- What you have to do:
Repeat, exactly and completely, the entries shown underneath.

begin Material for this exercise

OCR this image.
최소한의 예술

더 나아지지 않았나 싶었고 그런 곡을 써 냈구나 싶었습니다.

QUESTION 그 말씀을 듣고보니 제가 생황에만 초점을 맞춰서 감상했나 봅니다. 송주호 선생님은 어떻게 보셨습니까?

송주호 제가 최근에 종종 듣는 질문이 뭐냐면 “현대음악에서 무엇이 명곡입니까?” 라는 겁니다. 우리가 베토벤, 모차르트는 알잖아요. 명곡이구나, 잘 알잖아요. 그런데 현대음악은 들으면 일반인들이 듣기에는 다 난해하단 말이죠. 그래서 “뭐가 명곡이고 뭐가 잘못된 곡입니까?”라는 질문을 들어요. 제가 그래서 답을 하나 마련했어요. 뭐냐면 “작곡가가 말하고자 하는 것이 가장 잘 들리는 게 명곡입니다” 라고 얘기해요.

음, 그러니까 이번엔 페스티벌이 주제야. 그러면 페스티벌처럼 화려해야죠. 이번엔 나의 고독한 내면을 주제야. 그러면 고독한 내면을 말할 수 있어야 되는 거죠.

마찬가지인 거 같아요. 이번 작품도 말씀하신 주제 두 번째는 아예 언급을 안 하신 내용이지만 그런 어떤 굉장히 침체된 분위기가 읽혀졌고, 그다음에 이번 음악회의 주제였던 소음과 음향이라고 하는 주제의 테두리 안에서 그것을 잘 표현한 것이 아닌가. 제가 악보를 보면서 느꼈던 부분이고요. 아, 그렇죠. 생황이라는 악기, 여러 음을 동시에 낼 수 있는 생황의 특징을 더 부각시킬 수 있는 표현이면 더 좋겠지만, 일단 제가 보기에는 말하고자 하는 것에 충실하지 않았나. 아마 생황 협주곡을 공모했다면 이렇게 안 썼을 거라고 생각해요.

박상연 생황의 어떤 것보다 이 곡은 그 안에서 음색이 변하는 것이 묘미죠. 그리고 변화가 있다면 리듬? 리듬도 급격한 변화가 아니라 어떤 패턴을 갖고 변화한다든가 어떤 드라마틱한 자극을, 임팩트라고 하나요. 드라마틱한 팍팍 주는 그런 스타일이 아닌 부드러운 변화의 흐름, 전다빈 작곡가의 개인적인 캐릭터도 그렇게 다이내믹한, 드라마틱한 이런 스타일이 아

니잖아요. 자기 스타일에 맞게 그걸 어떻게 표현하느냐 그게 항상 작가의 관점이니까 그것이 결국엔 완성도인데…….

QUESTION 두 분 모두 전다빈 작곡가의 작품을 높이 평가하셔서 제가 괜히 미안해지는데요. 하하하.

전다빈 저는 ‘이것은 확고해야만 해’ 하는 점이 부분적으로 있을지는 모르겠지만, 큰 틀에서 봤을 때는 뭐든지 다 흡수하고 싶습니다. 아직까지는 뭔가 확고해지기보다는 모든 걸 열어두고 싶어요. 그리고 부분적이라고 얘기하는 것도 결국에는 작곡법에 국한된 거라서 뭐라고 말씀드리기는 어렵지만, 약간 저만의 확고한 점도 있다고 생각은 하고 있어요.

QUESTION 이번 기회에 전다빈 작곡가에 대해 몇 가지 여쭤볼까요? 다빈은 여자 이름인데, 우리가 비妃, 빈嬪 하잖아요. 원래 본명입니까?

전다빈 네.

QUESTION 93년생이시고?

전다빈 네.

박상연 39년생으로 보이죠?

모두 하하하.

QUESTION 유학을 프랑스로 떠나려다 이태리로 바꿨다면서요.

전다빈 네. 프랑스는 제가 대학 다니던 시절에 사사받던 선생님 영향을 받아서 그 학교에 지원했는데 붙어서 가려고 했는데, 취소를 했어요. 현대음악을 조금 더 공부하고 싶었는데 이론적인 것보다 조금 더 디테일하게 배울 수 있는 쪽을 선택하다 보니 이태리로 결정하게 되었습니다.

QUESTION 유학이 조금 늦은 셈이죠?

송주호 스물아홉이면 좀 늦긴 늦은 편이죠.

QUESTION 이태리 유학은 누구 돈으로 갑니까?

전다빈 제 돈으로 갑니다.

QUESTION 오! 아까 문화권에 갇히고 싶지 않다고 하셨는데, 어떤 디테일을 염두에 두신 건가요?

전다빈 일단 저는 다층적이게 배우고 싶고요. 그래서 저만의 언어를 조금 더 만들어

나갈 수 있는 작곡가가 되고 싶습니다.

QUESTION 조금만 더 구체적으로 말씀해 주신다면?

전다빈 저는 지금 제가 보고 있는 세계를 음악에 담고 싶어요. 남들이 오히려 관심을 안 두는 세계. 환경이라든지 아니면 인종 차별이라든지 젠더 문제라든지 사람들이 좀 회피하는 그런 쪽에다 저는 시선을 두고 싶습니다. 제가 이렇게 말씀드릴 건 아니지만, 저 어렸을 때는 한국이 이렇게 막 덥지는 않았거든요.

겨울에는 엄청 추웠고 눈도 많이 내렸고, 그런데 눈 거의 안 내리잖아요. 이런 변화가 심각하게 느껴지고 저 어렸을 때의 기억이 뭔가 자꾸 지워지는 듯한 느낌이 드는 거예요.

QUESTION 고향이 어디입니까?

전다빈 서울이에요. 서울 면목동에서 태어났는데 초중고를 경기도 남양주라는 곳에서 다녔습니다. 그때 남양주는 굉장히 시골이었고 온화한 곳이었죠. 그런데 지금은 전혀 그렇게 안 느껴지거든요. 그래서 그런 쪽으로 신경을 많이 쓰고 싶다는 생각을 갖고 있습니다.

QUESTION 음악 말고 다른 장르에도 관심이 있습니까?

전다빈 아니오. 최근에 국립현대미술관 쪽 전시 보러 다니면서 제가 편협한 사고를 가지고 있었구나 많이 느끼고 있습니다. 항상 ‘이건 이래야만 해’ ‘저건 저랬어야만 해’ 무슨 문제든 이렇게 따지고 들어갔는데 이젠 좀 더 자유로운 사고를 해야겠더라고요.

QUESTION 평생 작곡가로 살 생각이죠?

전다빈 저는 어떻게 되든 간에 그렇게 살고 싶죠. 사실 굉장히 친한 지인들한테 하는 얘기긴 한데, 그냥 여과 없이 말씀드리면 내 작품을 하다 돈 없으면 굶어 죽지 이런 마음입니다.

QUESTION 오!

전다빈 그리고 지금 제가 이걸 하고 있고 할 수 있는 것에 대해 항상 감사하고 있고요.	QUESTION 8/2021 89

end Material for this exercise

- Full solution:
OCR this image.
최소한의 예술

더 나아지지 않았나 싶었고 그런 곡을 써 냈구나 싶었습니다.

QUESTION 그 말씀을 듣고보니 제가 생황에만 초점을 맞춰서 감상했나 봅니다. 송주호 선생님은 어떻게 보셨습니까?

송주호 제가 최근에 종종 듣는 질문이 뭐냐면 “현대음악에서 무엇이 명곡입니까?” 라는 겁니다. 우리가 베토벤, 모차르트는 알잖아요. 명곡이구나, 잘 알잖아요. 그런데 현대음악은 들으면 일반인들이 듣기에는 다 난해하단 말이죠. 그래서 “뭐가 명곡이고 뭐가 잘못된 곡입니까?”라는 질문을 들어요. 제가 그래서 답을 하나 마련했어요. 뭐냐면 “작곡가가 말하고자 하는 것이 가장 잘 들리는 게 명곡입니다” 라고 얘기해요.

음, 그러니까 이번엔 페스티벌이 주제야. 그러면 페스티벌처럼 화려해야죠. 이번엔 나의 고독한 내면을 주제야. 그러면 고독한 내면을 말할 수 있어야 되는 거죠.

마찬가지인 거 같아요. 이번 작품도 말씀하신 주제 두 번째는 아예 언급을 안 하신 내용이지만 그런 어떤 굉장히 침체된 분위기가 읽혀졌고, 그다음에 이번 음악회의 주제였던 소음과 음향이라고 하는 주제의 테두리 안에서 그것을 잘 표현한 것이 아닌가. 제가 악보를 보면서 느꼈던 부분이고요. 아, 그렇죠. 생황이라는 악기, 여러 음을 동시에 낼 수 있는 생황의 특징을 더 부각시킬 수 있는 표현이면 더 좋겠지만, 일단 제가 보기에는 말하고자 하는 것에 충실하지 않았나. 아마 생황 협주곡을 공모했다면 이렇게 안 썼을 거라고 생각해요.

박상연 생황의 어떤 것보다 이 곡은 그 안에서 음색이 변하는 것이 묘미죠. 그리고 변화가 있다면 리듬? 리듬도 급격한 변화가 아니라 어떤 패턴을 갖고 변화한다든가 어떤 드라마틱한 자극을, 임팩트라고 하나요. 드라마틱한 팍팍 주는 그런 스타일이 아닌 부드러운 변화의 흐름, 전다빈 작곡가의 개인적인 캐릭터도 그렇게 다이내믹한, 드라마틱한 이런 스타일이 아

니잖아요. 자기 스타일에 맞게 그걸 어떻게 표현하느냐 그게 항상 작가의 관점이니까 그것이 결국엔 완성도인데…….

QUESTION 두 분 모두 전다빈 작곡가의 작품을 높이 평가하셔서 제가 괜히 미안해지는데요. 하하하.

전다빈 저는 ‘이것은 확고해야만 해’ 하는 점이 부분적으로 있을지는 모르겠지만, 큰 틀에서 봤을 때는 뭐든지 다 흡수하고 싶습니다. 아직까지는 뭔가 확고해지기보다는 모든 걸 열어두고 싶어요. 그리고 부분적이라고 얘기하는 것도 결국에는 작곡법에 국한된 거라서 뭐라고 말씀드리기는 어렵지만, 약간 저만의 확고한 점도 있다고 생각은 하고 있어요.

QUESTION 이번 기회에 전다빈 작곡가에 대해 몇 가지 여쭤볼까요? 다빈은 여자 이름인데, 우리가 비妃, 빈嬪 하잖아요. 원래 본명입니까?

전다빈 네.

QUESTION 93년생이시고?

전다빈 네.

박상연 39년생으로 보이죠?

모두 하하하.

QUESTION 유학을 프랑스로 떠나려다 이태리로 바꿨다면서요.

전다빈 네. 프랑스는 제가 대학 다니던 시절에 사사받던 선생님 영향을 받아서 그 학교에 지원했는데 붙어서 가려고 했는데, 취소를 했어요. 현대음악을 조금 더 공부하고 싶었는데 이론적인 것보다 조금 더 디테일하게 배울 수 있는 쪽을 선택하다 보니 이태리로 결정하게 되었습니다.

QUESTION 유학이 조금 늦은 셈이죠?

송주호 스물아홉이면 좀 늦긴 늦은 편이죠.

QUESTION 이태리 유학은 누구 돈으로 갑니까?

전다빈 제 돈으로 갑니다.

QUESTION 오! 아까 문화권에 갇히고 싶지 않다고 하셨는데, 어떤 디테일을 염두에 두신 건가요?

전다빈 일단 저는 다층적이게 배우고 싶고요. 그래서 저만의 언어를 조금 더 만들어

나갈 수 있는 작곡가가 되고 싶습니다.

QUESTION 조금만 더 구체적으로 말씀해 주신다면?

전다빈 저는 지금 제가 보고 있는 세계를 음악에 담고 싶어요. 남들이 오히려 관심을 안 두는 세계. 환경이라든지 아니면 인종 차별이라든지 젠더 문제라든지 사람들이 좀 회피하는 그런 쪽에다 저는 시선을 두고 싶습니다. 제가 이렇게 말씀드릴 건 아니지만, 저 어렸을 때는 한국이 이렇게 막 덥지는 않았거든요.

겨울에는 엄청 추웠고 눈도 많이 내렸고, 그런데 눈 거의 안 내리잖아요. 이런 변화가 심각하게 느껴지고 저 어렸을 때의 기억이 뭔가 자꾸 지워지는 듯한 느낌이 드는 거예요.

QUESTION 고향이 어디입니까?

전다빈 서울이에요. 서울 면목동에서 태어났는데 초중고를 경기도 남양주라는 곳에서 다녔습니다. 그때 남양주는 굉장히 시골이었고 온화한 곳이었죠. 그런데 지금은 전혀 그렇게 안 느껴지거든요. 그래서 그런 쪽으로 신경을 많이 쓰고 싶다는 생각을 갖고 있습니다.

QUESTION 음악 말고 다른 장르에도 관심이 있습니까?

전다빈 아니오. 최근에 국립현대미술관 쪽 전시 보러 다니면서 제가 편협한 사고를 가지고 있었구나 많이 느끼고 있습니다. 항상 ‘이건 이래야만 해’ ‘저건 저랬어야만 해’ 무슨 문제든 이렇게 따지고 들어갔는데 이젠 좀 더 자유로운 사고를 해야겠더라고요.

QUESTION 평생 작곡가로 살 생각이죠?

전다빈 저는 어떻게 되든 간에 그렇게 살고 싶죠. 사실 굉장히 친한 지인들한테 하는 얘기긴 한데, 그냥 여과 없이 말씀드리면 내 작품을 하다 돈 없으면 굶어 죽지 이런 마음입니다.

QUESTION 오!

전다빈 그리고 지금 제가 이걸 하고 있고 할 수 있는 것에 대해 항상 감사하고 있고요.	QUESTION 8/2021 89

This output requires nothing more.